* **What is asked**:
Determine the number of lines that contain the word "regarding", then state that number and nothing more.

* **Given records**:
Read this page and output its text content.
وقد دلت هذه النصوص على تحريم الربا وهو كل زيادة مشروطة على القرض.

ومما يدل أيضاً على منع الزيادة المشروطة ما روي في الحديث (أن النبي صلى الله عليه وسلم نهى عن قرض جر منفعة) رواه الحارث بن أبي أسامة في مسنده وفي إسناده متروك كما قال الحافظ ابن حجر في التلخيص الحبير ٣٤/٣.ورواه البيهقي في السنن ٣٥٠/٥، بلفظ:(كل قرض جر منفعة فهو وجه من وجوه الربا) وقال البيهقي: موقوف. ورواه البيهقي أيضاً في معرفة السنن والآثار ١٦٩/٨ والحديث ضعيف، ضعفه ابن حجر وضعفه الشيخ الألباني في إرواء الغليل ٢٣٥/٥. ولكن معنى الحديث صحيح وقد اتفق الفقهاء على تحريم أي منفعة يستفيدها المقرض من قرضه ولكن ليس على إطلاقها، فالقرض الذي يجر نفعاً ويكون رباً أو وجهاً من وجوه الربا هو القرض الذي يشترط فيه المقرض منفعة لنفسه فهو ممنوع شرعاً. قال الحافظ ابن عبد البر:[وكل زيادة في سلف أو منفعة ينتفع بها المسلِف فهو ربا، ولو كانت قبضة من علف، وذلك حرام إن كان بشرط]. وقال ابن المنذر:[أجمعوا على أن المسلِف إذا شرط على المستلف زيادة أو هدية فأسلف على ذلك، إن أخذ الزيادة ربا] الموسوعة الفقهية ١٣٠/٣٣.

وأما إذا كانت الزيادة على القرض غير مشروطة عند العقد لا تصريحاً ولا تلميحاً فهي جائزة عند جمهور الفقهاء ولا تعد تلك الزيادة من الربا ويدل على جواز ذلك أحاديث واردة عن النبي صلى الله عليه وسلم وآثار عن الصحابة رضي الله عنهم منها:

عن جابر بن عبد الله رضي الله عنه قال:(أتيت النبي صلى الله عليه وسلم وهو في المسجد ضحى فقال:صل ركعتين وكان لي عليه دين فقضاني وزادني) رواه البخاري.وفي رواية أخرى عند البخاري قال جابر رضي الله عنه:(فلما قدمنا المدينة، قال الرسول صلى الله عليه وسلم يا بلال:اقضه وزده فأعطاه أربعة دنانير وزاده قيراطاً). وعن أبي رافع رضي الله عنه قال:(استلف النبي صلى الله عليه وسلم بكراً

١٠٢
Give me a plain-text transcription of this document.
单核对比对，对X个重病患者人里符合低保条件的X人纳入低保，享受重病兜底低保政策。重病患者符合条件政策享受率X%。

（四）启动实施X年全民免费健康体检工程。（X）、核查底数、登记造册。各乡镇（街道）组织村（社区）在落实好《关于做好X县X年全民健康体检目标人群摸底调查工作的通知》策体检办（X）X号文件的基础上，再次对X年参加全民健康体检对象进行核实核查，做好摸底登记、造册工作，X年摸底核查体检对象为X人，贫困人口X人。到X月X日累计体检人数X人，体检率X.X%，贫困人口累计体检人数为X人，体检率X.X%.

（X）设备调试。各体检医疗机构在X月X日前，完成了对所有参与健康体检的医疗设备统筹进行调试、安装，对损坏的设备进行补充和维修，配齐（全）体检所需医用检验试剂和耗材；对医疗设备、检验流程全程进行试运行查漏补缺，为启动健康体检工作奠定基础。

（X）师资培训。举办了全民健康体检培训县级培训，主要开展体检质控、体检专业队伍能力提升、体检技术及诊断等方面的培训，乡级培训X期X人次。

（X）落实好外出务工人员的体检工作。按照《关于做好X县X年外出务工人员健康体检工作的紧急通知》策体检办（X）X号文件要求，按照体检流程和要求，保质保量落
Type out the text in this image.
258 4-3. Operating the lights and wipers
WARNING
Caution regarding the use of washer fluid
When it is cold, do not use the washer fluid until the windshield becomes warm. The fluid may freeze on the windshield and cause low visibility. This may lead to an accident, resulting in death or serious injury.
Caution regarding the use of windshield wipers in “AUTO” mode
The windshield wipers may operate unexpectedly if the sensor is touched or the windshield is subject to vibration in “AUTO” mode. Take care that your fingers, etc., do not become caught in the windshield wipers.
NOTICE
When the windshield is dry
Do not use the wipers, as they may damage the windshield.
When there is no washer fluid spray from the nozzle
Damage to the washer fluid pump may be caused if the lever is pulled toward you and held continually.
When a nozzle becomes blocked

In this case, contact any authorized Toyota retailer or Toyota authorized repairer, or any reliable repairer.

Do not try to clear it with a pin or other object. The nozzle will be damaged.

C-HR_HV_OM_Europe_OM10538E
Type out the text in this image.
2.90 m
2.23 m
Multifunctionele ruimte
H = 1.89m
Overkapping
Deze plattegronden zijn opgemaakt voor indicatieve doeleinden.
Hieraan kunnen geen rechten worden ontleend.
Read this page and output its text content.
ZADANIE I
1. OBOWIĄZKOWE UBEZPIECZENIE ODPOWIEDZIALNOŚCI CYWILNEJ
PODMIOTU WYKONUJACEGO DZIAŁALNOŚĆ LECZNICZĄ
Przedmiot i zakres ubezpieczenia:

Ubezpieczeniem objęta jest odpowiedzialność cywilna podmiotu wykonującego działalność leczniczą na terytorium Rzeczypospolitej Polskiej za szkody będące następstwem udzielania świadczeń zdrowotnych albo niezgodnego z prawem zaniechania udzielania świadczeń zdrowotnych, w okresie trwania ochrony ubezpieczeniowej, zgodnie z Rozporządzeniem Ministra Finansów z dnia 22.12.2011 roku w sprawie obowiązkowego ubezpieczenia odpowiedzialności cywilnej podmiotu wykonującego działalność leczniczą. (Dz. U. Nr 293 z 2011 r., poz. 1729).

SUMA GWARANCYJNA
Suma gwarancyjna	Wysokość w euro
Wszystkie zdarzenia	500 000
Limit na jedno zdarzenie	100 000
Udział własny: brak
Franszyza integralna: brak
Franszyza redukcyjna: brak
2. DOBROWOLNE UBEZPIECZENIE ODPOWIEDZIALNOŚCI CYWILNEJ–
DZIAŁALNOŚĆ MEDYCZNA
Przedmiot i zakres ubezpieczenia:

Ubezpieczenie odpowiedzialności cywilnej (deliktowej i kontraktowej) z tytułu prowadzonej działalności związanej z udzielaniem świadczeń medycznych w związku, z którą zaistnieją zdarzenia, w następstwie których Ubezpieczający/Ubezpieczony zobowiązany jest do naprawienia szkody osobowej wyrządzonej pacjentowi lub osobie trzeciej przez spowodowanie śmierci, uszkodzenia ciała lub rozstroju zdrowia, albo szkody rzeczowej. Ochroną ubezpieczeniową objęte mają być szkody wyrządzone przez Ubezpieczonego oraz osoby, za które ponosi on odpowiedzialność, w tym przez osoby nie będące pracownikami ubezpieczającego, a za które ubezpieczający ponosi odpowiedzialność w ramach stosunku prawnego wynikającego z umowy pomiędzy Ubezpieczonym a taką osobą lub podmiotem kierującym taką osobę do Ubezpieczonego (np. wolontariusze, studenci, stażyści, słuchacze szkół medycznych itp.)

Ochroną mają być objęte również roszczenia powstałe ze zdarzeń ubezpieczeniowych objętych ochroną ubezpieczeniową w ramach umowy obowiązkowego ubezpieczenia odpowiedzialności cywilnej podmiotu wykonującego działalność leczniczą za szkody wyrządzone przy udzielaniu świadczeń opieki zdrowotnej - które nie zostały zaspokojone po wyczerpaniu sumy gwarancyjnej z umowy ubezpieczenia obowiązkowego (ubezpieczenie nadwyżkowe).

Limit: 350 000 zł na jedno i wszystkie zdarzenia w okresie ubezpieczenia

* **Answer**:
2